(Listed entries)
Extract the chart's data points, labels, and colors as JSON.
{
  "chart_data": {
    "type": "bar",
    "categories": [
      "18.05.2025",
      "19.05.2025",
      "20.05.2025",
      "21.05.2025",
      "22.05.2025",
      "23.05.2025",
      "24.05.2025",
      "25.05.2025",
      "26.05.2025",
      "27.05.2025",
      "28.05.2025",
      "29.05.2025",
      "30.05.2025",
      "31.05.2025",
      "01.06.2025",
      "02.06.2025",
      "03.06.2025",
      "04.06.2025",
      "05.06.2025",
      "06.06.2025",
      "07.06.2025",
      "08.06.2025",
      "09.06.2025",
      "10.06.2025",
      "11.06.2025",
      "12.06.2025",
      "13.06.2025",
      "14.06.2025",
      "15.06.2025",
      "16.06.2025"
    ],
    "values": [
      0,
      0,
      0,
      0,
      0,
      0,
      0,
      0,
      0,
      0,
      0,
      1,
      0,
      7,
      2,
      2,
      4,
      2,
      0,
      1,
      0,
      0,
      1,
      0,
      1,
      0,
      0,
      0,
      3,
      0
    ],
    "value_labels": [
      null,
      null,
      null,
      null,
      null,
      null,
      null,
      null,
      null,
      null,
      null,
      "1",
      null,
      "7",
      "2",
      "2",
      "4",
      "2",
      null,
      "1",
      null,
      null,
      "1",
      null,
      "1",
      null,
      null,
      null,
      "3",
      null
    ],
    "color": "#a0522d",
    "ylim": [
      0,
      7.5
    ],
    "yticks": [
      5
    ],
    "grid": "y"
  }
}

(Exercise directions) Each line above is to be repeated exactly.

(Exercise answer)
Extract the chart's data points, labels, and colors as JSON.
{
  "chart_data": {
    "type": "bar",
    "categories": [
      "18.05.2025",
      "19.05.2025",
      "20.05.2025",
      "21.05.2025",
      "22.05.2025",
      "23.05.2025",
      "24.05.2025",
      "25.05.2025",
      "26.05.2025",
      "27.05.2025",
      "28.05.2025",
      "29.05.2025",
      "30.05.2025",
      "31.05.2025",
      "01.06.2025",
      "02.06.2025",
      "03.06.2025",
      "04.06.2025",
      "05.06.2025",
      "06.06.2025",
      "07.06.2025",
      "08.06.2025",
      "09.06.2025",
      "10.06.2025",
      "11.06.2025",
      "12.06.2025",
      "13.06.2025",
      "14.06.2025",
      "15.06.2025",
      "16.06.2025"
    ],
    "values": [
      0,
      0,
      0,
      0,
      0,
      0,
      0,
      0,
      0,
      0,
      0,
      1,
      0,
      7,
      2,
      2,
      4,
      2,
      0,
      1,
      0,
      0,
      1,
      0,
      1,
      0,
      0,
      0,
      3,
      0
    ],
    "value_labels": [
      null,
      null,
      null,
      null,
      null,
      null,
      null,
      null,
      null,
      null,
      null,
      "1",
      null,
      "7",
      "2",
      "2",
      "4",
      "2",
      null,
      "1",
      null,
      null,
      "1",
      null,
      "1",
      null,
      null,
      null,
      "3",
      null
    ],
    "color": "#a0522d",
    "ylim": [
      0,
      7.5
    ],
    "yticks": [
      5
    ],
    "grid": "y"
  }
}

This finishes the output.